* BEGIN Task input *
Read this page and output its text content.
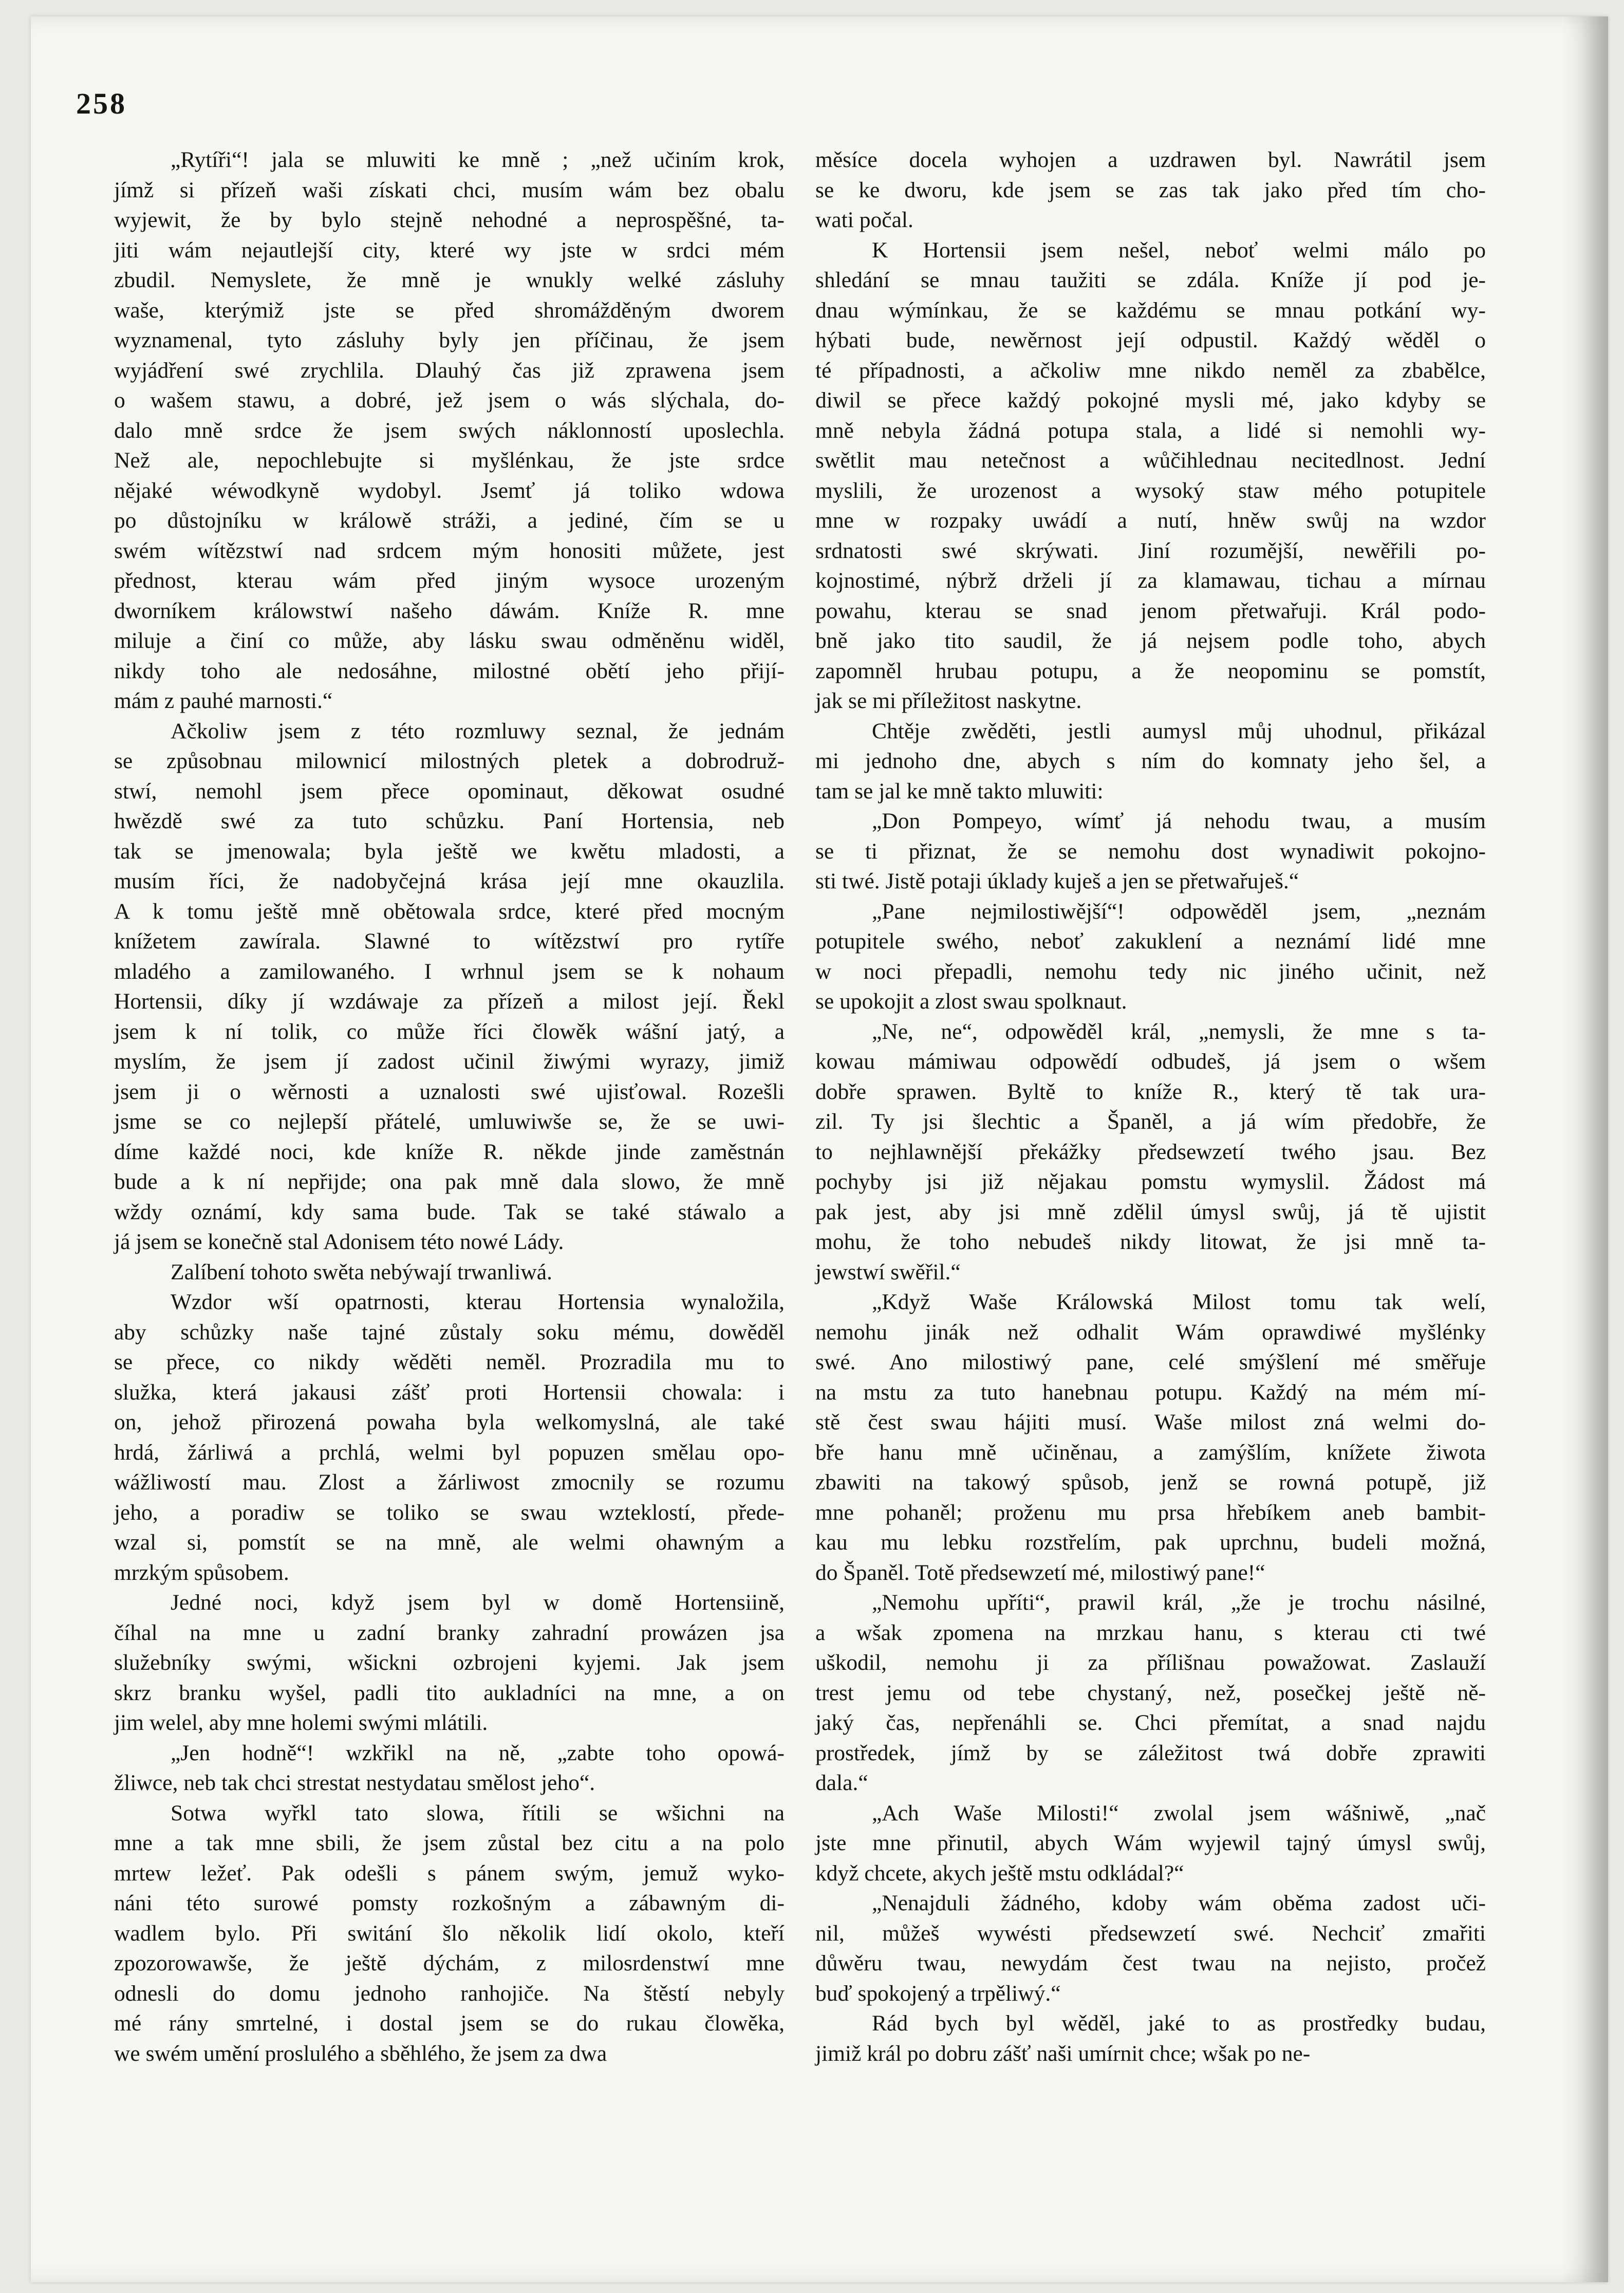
258

„Rytíři“! jala se mluwiti ke mně ; „než učiním krok,
jímž si přízeň waši získati chci, musím wám bez obalu
wyjewit, že by bylo stejně nehodné a neprospěšné, ta-
jiti wám nejautlejší city, které wy jste w srdci mém
zbudil. Nemyslete, že mně je wnukly welké zásluhy
waše, kterýmiž jste se před shromážděným dworem
wyznamenal, tyto zásluhy byly jen příčinau, že jsem
wyjádření swé zrychlila. Dlauhý čas již zprawena jsem
o wašem stawu, a dobré, jež jsem o wás slýchala, do-
dalo mně srdce že jsem swých náklonností uposlechla.
Než ale, nepochlebujte si myšlénkau, že jste srdce
nějaké wéwodkyně wydobyl. Jsemť já toliko wdowa
po důstojníku w králowě stráži, a jediné, čím se u
swém wítězstwí nad srdcem mým honositi můžete, jest
přednost, kterau wám před jiným wysoce urozeným
dworníkem králowstwí našeho dáwám. Kníže R. mne
miluje a činí co může, aby lásku swau odměněnu widěl,
nikdy toho ale nedosáhne, milostné obětí jeho přijí-
mám z pauhé marnosti.“

Ačkoliw jsem z této rozmluwy seznal, že jednám
se způsobnau milownicí milostných pletek a dobrodruž-
stwí, nemohl jsem přece opominaut, děkowat osudné
hwězdě swé za tuto schůzku. Paní Hortensia, neb
tak se jmenowala; byla ještě we kwětu mladosti, a
musím říci, že nadobyčejná krása její mne okauzlila.
A k tomu ještě mně obětowala srdce, které před mocným
knížetem zawírala. Slawné to wítězstwí pro rytíře
mladého a zamilowaného. I wrhnul jsem se k nohaum
Hortensii, díky jí wzdáwaje za přízeň a milost její. Řekl
jsem k ní tolik, co může říci člowěk wášní jatý, a
myslím, že jsem jí zadost učinil žiwými wyrazy, jimiž
jsem ji o wěrnosti a uznalosti swé ujisťowal. Rozešli
jsme se co nejlepší přátelé, umluwiwše se, že se uwi-
díme každé noci, kde kníže R. někde jinde zaměstnán
bude a k ní nepřijde; ona pak mně dala slowo, že mně
wždy oznámí, kdy sama bude. Tak se také stáwalo a
já jsem se konečně stal Adonisem této nowé Lády.

Zalíbení tohoto swěta nebýwají trwanliwá.

Wzdor wší opatrnosti, kterau Hortensia wynaložila,
aby schůzky naše tajné zůstaly soku mému, dowěděl
se přece, co nikdy wěděti neměl. Prozradila mu to
služka, která jakausi zášť proti Hortensii chowala: i
on, jehož přirozená powaha byla welkomyslná, ale také
hrdá, žárliwá a prchlá, welmi byl popuzen smělau opo-
wážliwostí mau. Zlost a žárliwost zmocnily se rozumu
jeho, a poradiw se toliko se swau wzteklostí, přede-
wzal si, pomstít se na mně, ale welmi ohawným a
mrzkým spůsobem.

Jedné noci, když jsem byl w domě Hortensiině,
číhal na mne u zadní branky zahradní prowázen jsa
služebníky swými, wšickni ozbrojeni kyjemi. Jak jsem
skrz branku wyšel, padli tito aukladníci na mne, a on
jim welel, aby mne holemi swými mlátili.

„Jen hodně“! wzkřikl na ně, „zabte toho opowá-
žliwce, neb tak chci strestat nestydatau smělost jeho“.

Sotwa wyřkl tato slowa, řítili se wšichni na
mne a tak mne sbili, že jsem zůstal bez citu a na polo
mrtew ležeť. Pak odešli s pánem swým, jemuž wyko-
náni této surowé pomsty rozkošným a zábawným di-
wadlem bylo. Při switání šlo několik lidí okolo, kteří
zpozorowawše, že ještě dýchám, z milosrdenstwí mne
odnesli do domu jednoho ranhojiče. Na štěstí nebyly
mé rány smrtelné, i dostal jsem se do rukau člowěka,
we swém umění proslulého a sběhlého, že jsem za dwa

měsíce docela wyhojen a uzdrawen byl. Nawrátil jsem
se ke dworu, kde jsem se zas tak jako před tím cho-
wati počal.

K Hortensii jsem nešel, neboť welmi málo po
shledání se mnau taužiti se zdála. Kníže jí pod je-
dnau wýmínkau, že se každému se mnau potkání wy-
hýbati bude, newěrnost její odpustil. Každý wěděl o
té případnosti, a ačkoliw mne nikdo neměl za zbabělce,
diwil se přece každý pokojné mysli mé, jako kdyby se
mně nebyla žádná potupa stala, a lidé si nemohli wy-
swětlit mau netečnost a wůčihlednau necitedlnost. Jední
myslili, že urozenost a wysoký staw mého potupitele
mne w rozpaky uwádí a nutí, hněw swůj na wzdor
srdnatosti swé skrýwati. Jiní rozumější, newěřili po-
kojnostimé, nýbrž drželi jí za klamawau, tichau a mírnau
powahu, kterau se snad jenom přetwařuji. Král podo-
bně jako tito saudil, že já nejsem podle toho, abych
zapomněl hrubau potupu, a že neopominu se pomstít,
jak se mi příležitost naskytne.

Chtěje zwěděti, jestli aumysl můj uhodnul, přikázal
mi jednoho dne, abych s ním do komnaty jeho šel, a
tam se jal ke mně takto mluwiti:

„Don Pompeyo, wímť já nehodu twau, a musím
se ti přiznat, že se nemohu dost wynadiwit pokojno-
sti twé. Jistě potaji úklady kuješ a jen se přetwařuješ.“

„Pane nejmilostiwější“! odpowěděl jsem, „neznám
potupitele swého, neboť zakuklení a neznámí lidé mne
w noci přepadli, nemohu tedy nic jiného učinit, než
se upokojit a zlost swau spolknaut.

„Ne, ne“, odpowěděl král, „nemysli, že mne s ta-
kowau mámiwau odpowědí odbudeš, já jsem o wšem
dobře sprawen. Byltě to kníže R., který tě tak ura-
zil. Ty jsi šlechtic a Španěl, a já wím předobře, že
to nejhlawnější překážky předsewzetí twého jsau. Bez
pochyby jsi již nějakau pomstu wymyslil. Žádost má
pak jest, aby jsi mně zdělil úmysl swůj, já tě ujistit
mohu, že toho nebudeš nikdy litowat, že jsi mně ta-
jewstwí swěřil.“

„Když Waše Králowská Milost tomu tak welí,
nemohu jinák než odhalit Wám oprawdiwé myšlénky
swé. Ano milostiwý pane, celé smýšlení mé směřuje
na mstu za tuto hanebnau potupu. Každý na mém mí-
stě čest swau hájiti musí. Waše milost zná welmi do-
bře hanu mně učiněnau, a zamýšlím, knížete žiwota
zbawiti na takowý spůsob, jenž se rowná potupě, již
mne pohaněl; proženu mu prsa hřebíkem aneb bambit-
kau mu lebku rozstřelím, pak uprchnu, budeli možná,
do Španěl. Totě předsewzetí mé, milostiwý pane!“

„Nemohu upříti“, prawil král, „že je trochu násilné,
a wšak zpomena na mrzkau hanu, s kterau cti twé
uškodil, nemohu ji za přílišnau powažowat. Zaslauží
trest jemu od tebe chystaný, než, posečkej ještě ně-
jaký čas, nepřenáhli se. Chci přemítat, a snad najdu
prostředek, jímž by se záležitost twá dobře zprawiti
dala.“

„Ach Waše Milosti!“ zwolal jsem wášniwě, „nač
jste mne přinutil, abych Wám wyjewil tajný úmysl swůj,
když chcete, akych ještě mstu odkládal?“

„Nenajduli žádného, kdoby wám oběma zadost uči-
nil, můžeš wywésti předsewzetí swé. Nechciť zmařiti
důwěru twau, newydám čest twau na nejisto, pročež
buď spokojený a trpěliwý.“

Rád bych byl wěděl, jaké to as prostředky budau,
jimiž král po dobru zášť naši umírnit chce; wšak po ne-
* END Task input *
Reproduce the whole listing above word for word, but not its pictures.

Read this page and output its text content.
258

„Rytíři“! jala se mluwiti ke mně ; „než učiním krok,
jímž si přízeň waši získati chci, musím wám bez obalu
wyjewit, že by bylo stejně nehodné a neprospěšné, ta-
jiti wám nejautlejší city, které wy jste w srdci mém
zbudil. Nemyslete, že mně je wnukly welké zásluhy
waše, kterýmiž jste se před shromážděným dworem
wyznamenal, tyto zásluhy byly jen příčinau, že jsem
wyjádření swé zrychlila. Dlauhý čas již zprawena jsem
o wašem stawu, a dobré, jež jsem o wás slýchala, do-
dalo mně srdce že jsem swých náklonností uposlechla.
Než ale, nepochlebujte si myšlénkau, že jste srdce
nějaké wéwodkyně wydobyl. Jsemť já toliko wdowa
po důstojníku w králowě stráži, a jediné, čím se u
swém wítězstwí nad srdcem mým honositi můžete, jest
přednost, kterau wám před jiným wysoce urozeným
dworníkem králowstwí našeho dáwám. Kníže R. mne
miluje a činí co může, aby lásku swau odměněnu widěl,
nikdy toho ale nedosáhne, milostné obětí jeho přijí-
mám z pauhé marnosti.“

Ačkoliw jsem z této rozmluwy seznal, že jednám
se způsobnau milownicí milostných pletek a dobrodruž-
stwí, nemohl jsem přece opominaut, děkowat osudné
hwězdě swé za tuto schůzku. Paní Hortensia, neb
tak se jmenowala; byla ještě we kwětu mladosti, a
musím říci, že nadobyčejná krása její mne okauzlila.
A k tomu ještě mně obětowala srdce, které před mocným
knížetem zawírala. Slawné to wítězstwí pro rytíře
mladého a zamilowaného. I wrhnul jsem se k nohaum
Hortensii, díky jí wzdáwaje za přízeň a milost její. Řekl
jsem k ní tolik, co může říci člowěk wášní jatý, a
myslím, že jsem jí zadost učinil žiwými wyrazy, jimiž
jsem ji o wěrnosti a uznalosti swé ujisťowal. Rozešli
jsme se co nejlepší přátelé, umluwiwše se, že se uwi-
díme každé noci, kde kníže R. někde jinde zaměstnán
bude a k ní nepřijde; ona pak mně dala slowo, že mně
wždy oznámí, kdy sama bude. Tak se také stáwalo a
já jsem se konečně stal Adonisem této nowé Lády.

Zalíbení tohoto swěta nebýwají trwanliwá.

Wzdor wší opatrnosti, kterau Hortensia wynaložila,
aby schůzky naše tajné zůstaly soku mému, dowěděl
se přece, co nikdy wěděti neměl. Prozradila mu to
služka, která jakausi zášť proti Hortensii chowala: i
on, jehož přirozená powaha byla welkomyslná, ale také
hrdá, žárliwá a prchlá, welmi byl popuzen smělau opo-
wážliwostí mau. Zlost a žárliwost zmocnily se rozumu
jeho, a poradiw se toliko se swau wzteklostí, přede-
wzal si, pomstít se na mně, ale welmi ohawným a
mrzkým spůsobem.

Jedné noci, když jsem byl w domě Hortensiině,
číhal na mne u zadní branky zahradní prowázen jsa
služebníky swými, wšickni ozbrojeni kyjemi. Jak jsem
skrz branku wyšel, padli tito aukladníci na mne, a on
jim welel, aby mne holemi swými mlátili.

„Jen hodně“! wzkřikl na ně, „zabte toho opowá-
žliwce, neb tak chci strestat nestydatau smělost jeho“.

Sotwa wyřkl tato slowa, řítili se wšichni na
mne a tak mne sbili, že jsem zůstal bez citu a na polo
mrtew ležeť. Pak odešli s pánem swým, jemuž wyko-
náni této surowé pomsty rozkošným a zábawným di-
wadlem bylo. Při switání šlo několik lidí okolo, kteří
zpozorowawše, že ještě dýchám, z milosrdenstwí mne
odnesli do domu jednoho ranhojiče. Na štěstí nebyly
mé rány smrtelné, i dostal jsem se do rukau člowěka,
we swém umění proslulého a sběhlého, že jsem za dwa

měsíce docela wyhojen a uzdrawen byl. Nawrátil jsem
se ke dworu, kde jsem se zas tak jako před tím cho-
wati počal.

K Hortensii jsem nešel, neboť welmi málo po
shledání se mnau taužiti se zdála. Kníže jí pod je-
dnau wýmínkau, že se každému se mnau potkání wy-
hýbati bude, newěrnost její odpustil. Každý wěděl o
té případnosti, a ačkoliw mne nikdo neměl za zbabělce,
diwil se přece každý pokojné mysli mé, jako kdyby se
mně nebyla žádná potupa stala, a lidé si nemohli wy-
swětlit mau netečnost a wůčihlednau necitedlnost. Jední
myslili, že urozenost a wysoký staw mého potupitele
mne w rozpaky uwádí a nutí, hněw swůj na wzdor
srdnatosti swé skrýwati. Jiní rozumější, newěřili po-
kojnostimé, nýbrž drželi jí za klamawau, tichau a mírnau
powahu, kterau se snad jenom přetwařuji. Král podo-
bně jako tito saudil, že já nejsem podle toho, abych
zapomněl hrubau potupu, a že neopominu se pomstít,
jak se mi příležitost naskytne.

Chtěje zwěděti, jestli aumysl můj uhodnul, přikázal
mi jednoho dne, abych s ním do komnaty jeho šel, a
tam se jal ke mně takto mluwiti:

„Don Pompeyo, wímť já nehodu twau, a musím
se ti přiznat, že se nemohu dost wynadiwit pokojno-
sti twé. Jistě potaji úklady kuješ a jen se přetwařuješ.“

„Pane nejmilostiwější“! odpowěděl jsem, „neznám
potupitele swého, neboť zakuklení a neznámí lidé mne
w noci přepadli, nemohu tedy nic jiného učinit, než
se upokojit a zlost swau spolknaut.

„Ne, ne“, odpowěděl král, „nemysli, že mne s ta-
kowau mámiwau odpowědí odbudeš, já jsem o wšem
dobře sprawen. Byltě to kníže R., který tě tak ura-
zil. Ty jsi šlechtic a Španěl, a já wím předobře, že
to nejhlawnější překážky předsewzetí twého jsau. Bez
pochyby jsi již nějakau pomstu wymyslil. Žádost má
pak jest, aby jsi mně zdělil úmysl swůj, já tě ujistit
mohu, že toho nebudeš nikdy litowat, že jsi mně ta-
jewstwí swěřil.“

„Když Waše Králowská Milost tomu tak welí,
nemohu jinák než odhalit Wám oprawdiwé myšlénky
swé. Ano milostiwý pane, celé smýšlení mé směřuje
na mstu za tuto hanebnau potupu. Každý na mém mí-
stě čest swau hájiti musí. Waše milost zná welmi do-
bře hanu mně učiněnau, a zamýšlím, knížete žiwota
zbawiti na takowý spůsob, jenž se rowná potupě, již
mne pohaněl; proženu mu prsa hřebíkem aneb bambit-
kau mu lebku rozstřelím, pak uprchnu, budeli možná,
do Španěl. Totě předsewzetí mé, milostiwý pane!“

„Nemohu upříti“, prawil král, „že je trochu násilné,
a wšak zpomena na mrzkau hanu, s kterau cti twé
uškodil, nemohu ji za přílišnau powažowat. Zaslauží
trest jemu od tebe chystaný, než, posečkej ještě ně-
jaký čas, nepřenáhli se. Chci přemítat, a snad najdu
prostředek, jímž by se záležitost twá dobře zprawiti
dala.“

„Ach Waše Milosti!“ zwolal jsem wášniwě, „nač
jste mne přinutil, abych Wám wyjewil tajný úmysl swůj,
když chcete, akych ještě mstu odkládal?“

„Nenajduli žádného, kdoby wám oběma zadost uči-
nil, můžeš wywésti předsewzetí swé. Nechciť zmařiti
důwěru twau, newydám čest twau na nejisto, pročež
buď spokojený a trpěliwý.“

Rád bych byl wěděl, jaké to as prostředky budau,
jimiž král po dobru zášť naši umírnit chce; wšak po ne-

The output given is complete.